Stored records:
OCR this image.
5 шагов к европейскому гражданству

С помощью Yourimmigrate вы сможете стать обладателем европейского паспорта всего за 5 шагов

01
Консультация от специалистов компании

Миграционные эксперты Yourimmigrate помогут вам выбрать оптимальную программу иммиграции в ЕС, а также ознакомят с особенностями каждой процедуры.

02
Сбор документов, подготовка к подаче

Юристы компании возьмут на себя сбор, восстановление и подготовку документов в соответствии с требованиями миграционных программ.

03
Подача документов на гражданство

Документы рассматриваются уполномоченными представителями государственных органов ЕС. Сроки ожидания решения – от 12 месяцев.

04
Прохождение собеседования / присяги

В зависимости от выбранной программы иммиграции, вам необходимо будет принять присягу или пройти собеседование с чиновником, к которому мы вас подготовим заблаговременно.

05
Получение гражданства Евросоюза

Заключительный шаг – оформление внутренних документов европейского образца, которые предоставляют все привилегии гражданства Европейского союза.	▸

AIM OF THE TASK:
Scan the listing above for the word "европейского" and show each line where it is found.

SOLUTION TO THE PROBLEM:
С помощью Yourimmigrate вы сможете стать обладателем европейского паспорта всего за 5 шагов
Заключительный шаг – оформление внутренних документов европейского образца, которые предоставляют все привилегии гражданства Европейского союза.	▸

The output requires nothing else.